■ Data shown
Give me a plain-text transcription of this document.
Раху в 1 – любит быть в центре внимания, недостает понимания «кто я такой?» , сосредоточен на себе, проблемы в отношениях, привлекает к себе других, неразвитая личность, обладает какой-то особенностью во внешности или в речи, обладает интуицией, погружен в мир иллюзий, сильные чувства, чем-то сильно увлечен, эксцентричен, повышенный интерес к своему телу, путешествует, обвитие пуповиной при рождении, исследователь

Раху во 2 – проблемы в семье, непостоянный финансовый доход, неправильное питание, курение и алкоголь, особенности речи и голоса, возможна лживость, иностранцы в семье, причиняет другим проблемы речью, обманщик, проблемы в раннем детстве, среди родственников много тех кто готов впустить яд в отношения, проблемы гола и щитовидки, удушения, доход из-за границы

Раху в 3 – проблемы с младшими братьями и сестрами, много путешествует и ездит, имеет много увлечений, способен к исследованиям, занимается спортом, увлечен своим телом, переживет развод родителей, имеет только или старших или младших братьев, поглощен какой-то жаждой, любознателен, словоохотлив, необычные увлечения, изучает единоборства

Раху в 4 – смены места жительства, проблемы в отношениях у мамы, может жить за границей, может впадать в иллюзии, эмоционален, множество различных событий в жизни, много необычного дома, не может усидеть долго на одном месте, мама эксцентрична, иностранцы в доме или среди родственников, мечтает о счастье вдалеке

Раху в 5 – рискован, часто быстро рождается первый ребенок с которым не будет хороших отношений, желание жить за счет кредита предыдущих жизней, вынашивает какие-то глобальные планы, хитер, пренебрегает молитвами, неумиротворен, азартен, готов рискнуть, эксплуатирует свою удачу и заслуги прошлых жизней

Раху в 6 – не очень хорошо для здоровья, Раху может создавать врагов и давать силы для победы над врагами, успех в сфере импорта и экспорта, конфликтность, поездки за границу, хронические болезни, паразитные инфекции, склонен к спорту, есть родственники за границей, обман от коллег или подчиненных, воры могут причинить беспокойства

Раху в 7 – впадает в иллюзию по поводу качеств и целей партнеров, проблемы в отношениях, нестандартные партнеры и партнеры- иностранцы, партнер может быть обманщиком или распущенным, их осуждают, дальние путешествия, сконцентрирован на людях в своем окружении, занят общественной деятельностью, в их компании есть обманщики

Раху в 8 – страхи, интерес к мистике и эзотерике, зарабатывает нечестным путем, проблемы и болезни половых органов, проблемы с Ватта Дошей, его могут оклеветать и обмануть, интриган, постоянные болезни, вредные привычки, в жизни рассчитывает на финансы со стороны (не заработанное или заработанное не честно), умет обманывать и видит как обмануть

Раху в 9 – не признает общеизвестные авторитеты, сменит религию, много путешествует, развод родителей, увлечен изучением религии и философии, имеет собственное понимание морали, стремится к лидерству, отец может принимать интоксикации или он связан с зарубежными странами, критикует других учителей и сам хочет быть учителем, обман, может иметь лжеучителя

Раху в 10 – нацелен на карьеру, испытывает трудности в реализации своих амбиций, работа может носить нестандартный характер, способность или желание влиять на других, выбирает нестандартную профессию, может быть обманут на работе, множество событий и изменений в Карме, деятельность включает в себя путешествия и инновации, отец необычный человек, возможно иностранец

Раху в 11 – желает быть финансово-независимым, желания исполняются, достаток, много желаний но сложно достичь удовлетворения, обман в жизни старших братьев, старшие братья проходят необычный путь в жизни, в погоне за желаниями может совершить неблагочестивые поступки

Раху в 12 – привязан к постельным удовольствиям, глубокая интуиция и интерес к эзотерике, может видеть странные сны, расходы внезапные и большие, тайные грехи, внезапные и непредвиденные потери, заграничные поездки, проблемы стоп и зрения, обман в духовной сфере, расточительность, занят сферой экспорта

--

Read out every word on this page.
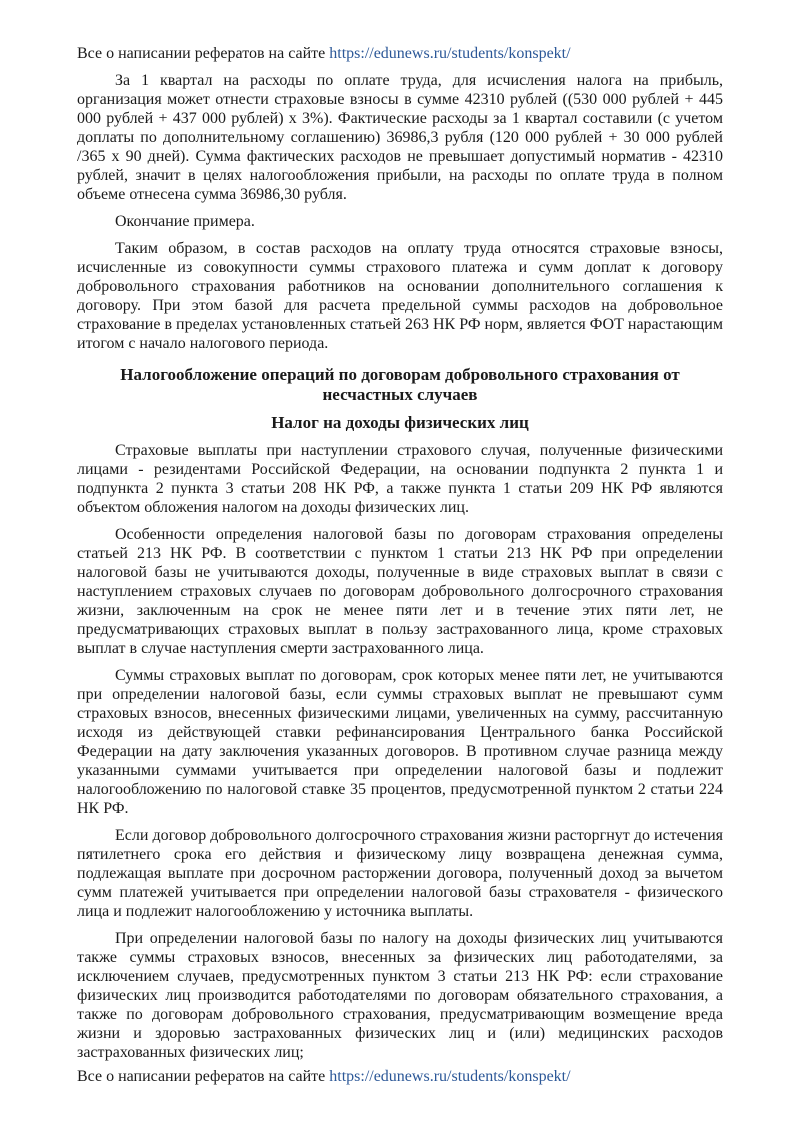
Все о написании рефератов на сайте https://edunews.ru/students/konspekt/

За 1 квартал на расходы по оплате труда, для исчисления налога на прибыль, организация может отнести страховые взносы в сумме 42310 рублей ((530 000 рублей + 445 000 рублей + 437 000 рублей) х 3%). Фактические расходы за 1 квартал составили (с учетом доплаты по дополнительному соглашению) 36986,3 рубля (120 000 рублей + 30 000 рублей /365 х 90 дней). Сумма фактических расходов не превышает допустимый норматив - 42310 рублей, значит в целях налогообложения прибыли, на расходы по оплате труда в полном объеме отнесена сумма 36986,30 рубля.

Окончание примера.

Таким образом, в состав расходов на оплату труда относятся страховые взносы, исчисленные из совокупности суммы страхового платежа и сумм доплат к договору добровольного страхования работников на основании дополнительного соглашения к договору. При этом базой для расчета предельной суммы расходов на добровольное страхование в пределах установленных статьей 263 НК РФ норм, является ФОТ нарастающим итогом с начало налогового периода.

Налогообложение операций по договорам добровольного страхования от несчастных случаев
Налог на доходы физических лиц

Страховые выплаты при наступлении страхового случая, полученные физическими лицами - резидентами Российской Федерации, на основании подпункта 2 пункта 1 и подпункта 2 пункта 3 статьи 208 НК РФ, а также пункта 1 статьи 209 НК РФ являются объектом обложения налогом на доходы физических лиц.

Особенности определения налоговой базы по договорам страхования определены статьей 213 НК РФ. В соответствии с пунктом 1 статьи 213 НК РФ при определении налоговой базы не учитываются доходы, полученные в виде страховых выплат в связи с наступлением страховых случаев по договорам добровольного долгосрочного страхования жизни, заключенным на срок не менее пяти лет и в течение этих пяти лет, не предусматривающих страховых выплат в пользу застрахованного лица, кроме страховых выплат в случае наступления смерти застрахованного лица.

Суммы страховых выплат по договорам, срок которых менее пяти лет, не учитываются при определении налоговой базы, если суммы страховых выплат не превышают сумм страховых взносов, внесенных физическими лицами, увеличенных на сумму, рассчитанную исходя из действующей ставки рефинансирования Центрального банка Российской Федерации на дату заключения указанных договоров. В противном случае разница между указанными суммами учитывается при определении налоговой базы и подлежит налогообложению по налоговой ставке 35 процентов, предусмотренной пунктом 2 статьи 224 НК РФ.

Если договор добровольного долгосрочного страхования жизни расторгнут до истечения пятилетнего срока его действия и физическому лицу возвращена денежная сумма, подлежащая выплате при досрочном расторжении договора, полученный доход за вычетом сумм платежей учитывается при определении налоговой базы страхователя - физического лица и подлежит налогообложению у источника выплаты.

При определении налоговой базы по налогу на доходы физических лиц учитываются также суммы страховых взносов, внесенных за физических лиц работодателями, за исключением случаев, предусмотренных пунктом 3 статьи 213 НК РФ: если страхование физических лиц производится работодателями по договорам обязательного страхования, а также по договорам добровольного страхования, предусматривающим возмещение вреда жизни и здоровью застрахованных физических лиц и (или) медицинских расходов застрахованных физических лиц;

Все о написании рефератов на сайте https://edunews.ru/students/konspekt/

==

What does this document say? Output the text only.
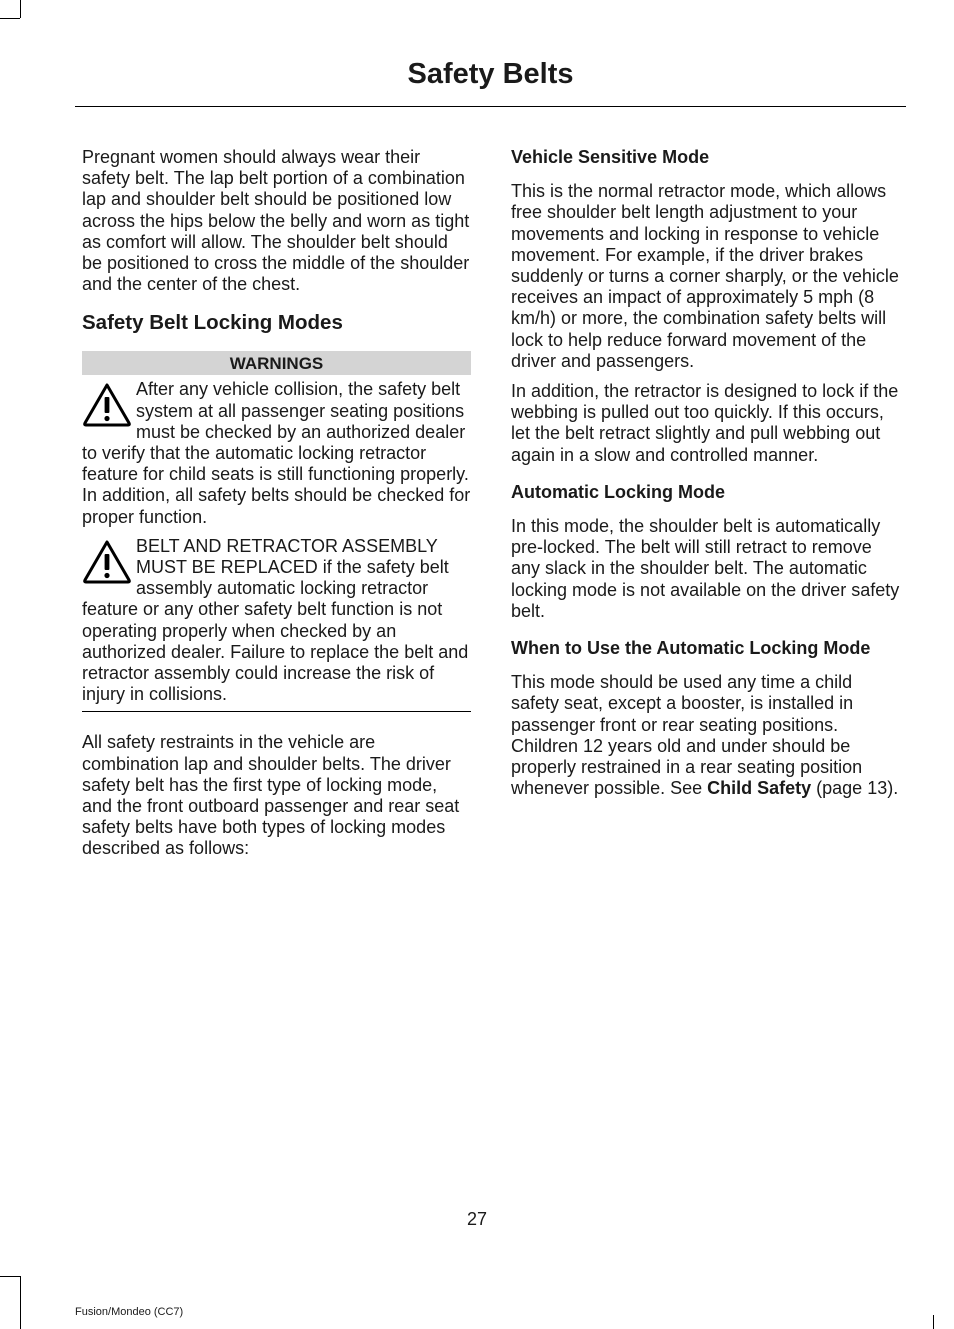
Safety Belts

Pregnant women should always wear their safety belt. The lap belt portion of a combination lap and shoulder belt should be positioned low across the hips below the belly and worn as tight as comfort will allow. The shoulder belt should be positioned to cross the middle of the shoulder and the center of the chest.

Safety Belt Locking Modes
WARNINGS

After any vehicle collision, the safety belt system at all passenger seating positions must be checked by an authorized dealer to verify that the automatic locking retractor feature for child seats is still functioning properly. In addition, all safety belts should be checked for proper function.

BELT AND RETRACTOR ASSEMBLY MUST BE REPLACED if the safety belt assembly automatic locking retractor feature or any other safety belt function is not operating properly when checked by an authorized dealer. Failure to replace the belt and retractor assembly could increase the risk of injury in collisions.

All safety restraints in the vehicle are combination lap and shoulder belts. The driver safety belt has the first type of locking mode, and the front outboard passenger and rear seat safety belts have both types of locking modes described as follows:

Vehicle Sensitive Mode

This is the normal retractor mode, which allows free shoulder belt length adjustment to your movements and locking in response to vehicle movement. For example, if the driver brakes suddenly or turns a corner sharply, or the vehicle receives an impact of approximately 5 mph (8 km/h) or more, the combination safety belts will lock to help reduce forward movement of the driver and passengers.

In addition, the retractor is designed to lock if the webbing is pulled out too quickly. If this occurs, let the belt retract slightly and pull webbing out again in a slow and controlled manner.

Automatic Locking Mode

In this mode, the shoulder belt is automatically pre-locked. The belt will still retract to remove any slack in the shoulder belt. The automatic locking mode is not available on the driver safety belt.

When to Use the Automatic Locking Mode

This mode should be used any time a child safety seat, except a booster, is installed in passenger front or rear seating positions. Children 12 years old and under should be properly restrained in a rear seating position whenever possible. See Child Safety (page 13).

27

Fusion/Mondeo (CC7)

■ What to do
Track down every line of the material containing the string "function", and copy it.

■ Task output
After any vehicle collision, the safety belt system at all passenger seating positions must be checked by an authorized dealer to verify that the automatic locking retractor feature for child seats is still functioning properly. In addition, all safety belts should be checked for proper function.
BELT AND RETRACTOR ASSEMBLY MUST BE REPLACED if the safety belt assembly automatic locking retractor feature or any other safety belt function is not operating properly when checked by an authorized dealer. Failure to replace the belt and retractor assembly could increase the risk of injury in collisions.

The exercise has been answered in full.